WHAT NEEDS TO BE DONE: Please write out the material that follows, exactly as it stands.

RECORDS FOR PROCESSING:
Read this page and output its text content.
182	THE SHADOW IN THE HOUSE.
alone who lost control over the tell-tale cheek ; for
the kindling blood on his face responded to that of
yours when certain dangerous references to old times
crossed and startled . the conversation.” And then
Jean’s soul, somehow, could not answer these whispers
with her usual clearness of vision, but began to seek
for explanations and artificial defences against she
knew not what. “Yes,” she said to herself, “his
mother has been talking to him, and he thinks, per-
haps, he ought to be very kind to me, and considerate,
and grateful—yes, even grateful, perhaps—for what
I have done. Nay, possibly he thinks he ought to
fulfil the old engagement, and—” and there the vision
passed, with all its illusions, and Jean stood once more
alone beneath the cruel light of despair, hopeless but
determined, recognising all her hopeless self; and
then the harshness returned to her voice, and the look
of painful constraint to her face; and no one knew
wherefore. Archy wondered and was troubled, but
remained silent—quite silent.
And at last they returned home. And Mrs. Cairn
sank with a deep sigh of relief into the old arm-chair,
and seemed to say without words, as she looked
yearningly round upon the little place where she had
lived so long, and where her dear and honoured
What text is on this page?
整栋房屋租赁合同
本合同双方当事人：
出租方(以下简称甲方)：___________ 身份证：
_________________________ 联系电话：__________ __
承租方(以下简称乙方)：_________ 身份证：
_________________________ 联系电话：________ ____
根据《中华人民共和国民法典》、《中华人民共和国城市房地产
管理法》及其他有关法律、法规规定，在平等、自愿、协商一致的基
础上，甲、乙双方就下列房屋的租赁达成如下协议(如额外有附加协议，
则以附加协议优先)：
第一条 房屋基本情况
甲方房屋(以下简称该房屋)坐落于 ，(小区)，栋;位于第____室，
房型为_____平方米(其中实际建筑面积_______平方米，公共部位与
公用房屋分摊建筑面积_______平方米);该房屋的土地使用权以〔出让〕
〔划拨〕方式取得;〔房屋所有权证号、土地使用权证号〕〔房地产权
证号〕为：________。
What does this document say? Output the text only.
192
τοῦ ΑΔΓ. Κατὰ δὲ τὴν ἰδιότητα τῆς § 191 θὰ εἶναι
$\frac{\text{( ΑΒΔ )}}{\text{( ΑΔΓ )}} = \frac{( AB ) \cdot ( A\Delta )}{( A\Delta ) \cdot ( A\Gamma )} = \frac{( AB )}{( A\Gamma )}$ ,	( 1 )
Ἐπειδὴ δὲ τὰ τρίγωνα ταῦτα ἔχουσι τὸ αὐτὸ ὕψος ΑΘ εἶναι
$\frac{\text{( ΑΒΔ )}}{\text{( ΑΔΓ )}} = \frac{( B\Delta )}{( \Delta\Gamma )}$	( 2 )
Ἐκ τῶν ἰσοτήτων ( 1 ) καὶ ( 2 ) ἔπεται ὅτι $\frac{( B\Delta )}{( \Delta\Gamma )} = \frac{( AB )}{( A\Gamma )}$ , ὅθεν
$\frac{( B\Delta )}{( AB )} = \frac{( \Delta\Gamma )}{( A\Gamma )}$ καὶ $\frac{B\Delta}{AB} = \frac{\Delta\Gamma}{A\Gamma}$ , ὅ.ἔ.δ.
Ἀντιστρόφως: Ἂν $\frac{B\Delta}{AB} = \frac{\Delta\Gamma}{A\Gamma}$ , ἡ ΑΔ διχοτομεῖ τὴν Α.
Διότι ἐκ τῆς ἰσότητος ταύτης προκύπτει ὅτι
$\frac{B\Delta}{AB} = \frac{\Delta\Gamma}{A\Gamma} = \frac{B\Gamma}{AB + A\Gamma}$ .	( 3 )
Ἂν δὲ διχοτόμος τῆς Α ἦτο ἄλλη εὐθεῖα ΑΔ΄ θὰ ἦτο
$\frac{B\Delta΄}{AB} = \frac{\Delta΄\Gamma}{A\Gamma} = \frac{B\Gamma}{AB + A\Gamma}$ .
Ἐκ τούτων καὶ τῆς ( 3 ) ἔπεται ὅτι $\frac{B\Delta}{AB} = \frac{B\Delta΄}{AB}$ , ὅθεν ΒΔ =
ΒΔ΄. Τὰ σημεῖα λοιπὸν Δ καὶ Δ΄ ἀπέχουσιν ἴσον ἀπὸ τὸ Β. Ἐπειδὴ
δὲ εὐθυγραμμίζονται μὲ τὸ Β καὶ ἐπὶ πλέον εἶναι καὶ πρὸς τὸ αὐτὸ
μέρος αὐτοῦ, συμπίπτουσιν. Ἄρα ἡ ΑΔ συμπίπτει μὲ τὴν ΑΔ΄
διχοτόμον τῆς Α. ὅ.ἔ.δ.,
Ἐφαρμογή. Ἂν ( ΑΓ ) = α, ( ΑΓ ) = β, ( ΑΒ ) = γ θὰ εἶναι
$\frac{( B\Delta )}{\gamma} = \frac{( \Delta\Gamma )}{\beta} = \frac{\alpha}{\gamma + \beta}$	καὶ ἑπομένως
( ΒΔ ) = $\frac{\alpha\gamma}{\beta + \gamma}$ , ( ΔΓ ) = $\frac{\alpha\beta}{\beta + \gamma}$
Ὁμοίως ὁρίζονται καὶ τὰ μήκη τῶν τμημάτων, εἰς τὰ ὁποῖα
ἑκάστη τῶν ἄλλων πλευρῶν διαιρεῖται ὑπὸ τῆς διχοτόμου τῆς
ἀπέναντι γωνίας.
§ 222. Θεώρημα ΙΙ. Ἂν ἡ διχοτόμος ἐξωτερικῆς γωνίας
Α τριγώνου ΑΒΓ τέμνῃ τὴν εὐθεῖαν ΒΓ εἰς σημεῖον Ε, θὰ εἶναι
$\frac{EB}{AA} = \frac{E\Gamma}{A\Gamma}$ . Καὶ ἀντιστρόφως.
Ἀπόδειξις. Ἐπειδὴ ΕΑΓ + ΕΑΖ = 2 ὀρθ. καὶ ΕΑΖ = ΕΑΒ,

RESULT FOR THIS EXERCISE:
Read this page and output its text content.
182	THE SHADOW IN THE HOUSE.
alone who lost control over the tell-tale cheek ; for
the kindling blood on his face responded to that of
yours when certain dangerous references to old times
crossed and startled . the conversation.” And then
Jean’s soul, somehow, could not answer these whispers
with her usual clearness of vision, but began to seek
for explanations and artificial defences against she
knew not what. “Yes,” she said to herself, “his
mother has been talking to him, and he thinks, per-
haps, he ought to be very kind to me, and considerate,
and grateful—yes, even grateful, perhaps—for what
I have done. Nay, possibly he thinks he ought to
fulfil the old engagement, and—” and there the vision
passed, with all its illusions, and Jean stood once more
alone beneath the cruel light of despair, hopeless but
determined, recognising all her hopeless self; and
then the harshness returned to her voice, and the look
of painful constraint to her face; and no one knew
wherefore. Archy wondered and was troubled, but
remained silent—quite silent.
And at last they returned home. And Mrs. Cairn
sank with a deep sigh of relief into the old arm-chair,
and seemed to say without words, as she looked
yearningly round upon the little place where she had
lived so long, and where her dear and honoured
What text is on this page?
整栋房屋租赁合同
本合同双方当事人：
出租方(以下简称甲方)：___________ 身份证：
_________________________ 联系电话：__________ __
承租方(以下简称乙方)：_________ 身份证：
_________________________ 联系电话：________ ____
根据《中华人民共和国民法典》、《中华人民共和国城市房地产
管理法》及其他有关法律、法规规定，在平等、自愿、协商一致的基
础上，甲、乙双方就下列房屋的租赁达成如下协议(如额外有附加协议，
则以附加协议优先)：
第一条 房屋基本情况
甲方房屋(以下简称该房屋)坐落于 ，(小区)，栋;位于第____室，
房型为_____平方米(其中实际建筑面积_______平方米，公共部位与
公用房屋分摊建筑面积_______平方米);该房屋的土地使用权以〔出让〕
〔划拨〕方式取得;〔房屋所有权证号、土地使用权证号〕〔房地产权
证号〕为：________。
What does this document say? Output the text only.
192
τοῦ ΑΔΓ. Κατὰ δὲ τὴν ἰδιότητα τῆς § 191 θὰ εἶναι
$\frac{\text{( ΑΒΔ )}}{\text{( ΑΔΓ )}} = \frac{( AB ) \cdot ( A\Delta )}{( A\Delta ) \cdot ( A\Gamma )} = \frac{( AB )}{( A\Gamma )}$ ,	( 1 )
Ἐπειδὴ δὲ τὰ τρίγωνα ταῦτα ἔχουσι τὸ αὐτὸ ὕψος ΑΘ εἶναι
$\frac{\text{( ΑΒΔ )}}{\text{( ΑΔΓ )}} = \frac{( B\Delta )}{( \Delta\Gamma )}$	( 2 )
Ἐκ τῶν ἰσοτήτων ( 1 ) καὶ ( 2 ) ἔπεται ὅτι $\frac{( B\Delta )}{( \Delta\Gamma )} = \frac{( AB )}{( A\Gamma )}$ , ὅθεν
$\frac{( B\Delta )}{( AB )} = \frac{( \Delta\Gamma )}{( A\Gamma )}$ καὶ $\frac{B\Delta}{AB} = \frac{\Delta\Gamma}{A\Gamma}$ , ὅ.ἔ.δ.
Ἀντιστρόφως: Ἂν $\frac{B\Delta}{AB} = \frac{\Delta\Gamma}{A\Gamma}$ , ἡ ΑΔ διχοτομεῖ τὴν Α.
Διότι ἐκ τῆς ἰσότητος ταύτης προκύπτει ὅτι
$\frac{B\Delta}{AB} = \frac{\Delta\Gamma}{A\Gamma} = \frac{B\Gamma}{AB + A\Gamma}$ .	( 3 )
Ἂν δὲ διχοτόμος τῆς Α ἦτο ἄλλη εὐθεῖα ΑΔ΄ θὰ ἦτο
$\frac{B\Delta΄}{AB} = \frac{\Delta΄\Gamma}{A\Gamma} = \frac{B\Gamma}{AB + A\Gamma}$ .
Ἐκ τούτων καὶ τῆς ( 3 ) ἔπεται ὅτι $\frac{B\Delta}{AB} = \frac{B\Delta΄}{AB}$ , ὅθεν ΒΔ =
ΒΔ΄. Τὰ σημεῖα λοιπὸν Δ καὶ Δ΄ ἀπέχουσιν ἴσον ἀπὸ τὸ Β. Ἐπειδὴ
δὲ εὐθυγραμμίζονται μὲ τὸ Β καὶ ἐπὶ πλέον εἶναι καὶ πρὸς τὸ αὐτὸ
μέρος αὐτοῦ, συμπίπτουσιν. Ἄρα ἡ ΑΔ συμπίπτει μὲ τὴν ΑΔ΄
διχοτόμον τῆς Α. ὅ.ἔ.δ.,
Ἐφαρμογή. Ἂν ( ΑΓ ) = α, ( ΑΓ ) = β, ( ΑΒ ) = γ θὰ εἶναι
$\frac{( B\Delta )}{\gamma} = \frac{( \Delta\Gamma )}{\beta} = \frac{\alpha}{\gamma + \beta}$	καὶ ἑπομένως
( ΒΔ ) = $\frac{\alpha\gamma}{\beta + \gamma}$ , ( ΔΓ ) = $\frac{\alpha\beta}{\beta + \gamma}$
Ὁμοίως ὁρίζονται καὶ τὰ μήκη τῶν τμημάτων, εἰς τὰ ὁποῖα
ἑκάστη τῶν ἄλλων πλευρῶν διαιρεῖται ὑπὸ τῆς διχοτόμου τῆς
ἀπέναντι γωνίας.
§ 222. Θεώρημα ΙΙ. Ἂν ἡ διχοτόμος ἐξωτερικῆς γωνίας
Α τριγώνου ΑΒΓ τέμνῃ τὴν εὐθεῖαν ΒΓ εἰς σημεῖον Ε, θὰ εἶναι
$\frac{EB}{AA} = \frac{E\Gamma}{A\Gamma}$ . Καὶ ἀντιστρόφως.
Ἀπόδειξις. Ἐπειδὴ ΕΑΓ + ΕΑΖ = 2 ὀρθ. καὶ ΕΑΖ = ΕΑΒ,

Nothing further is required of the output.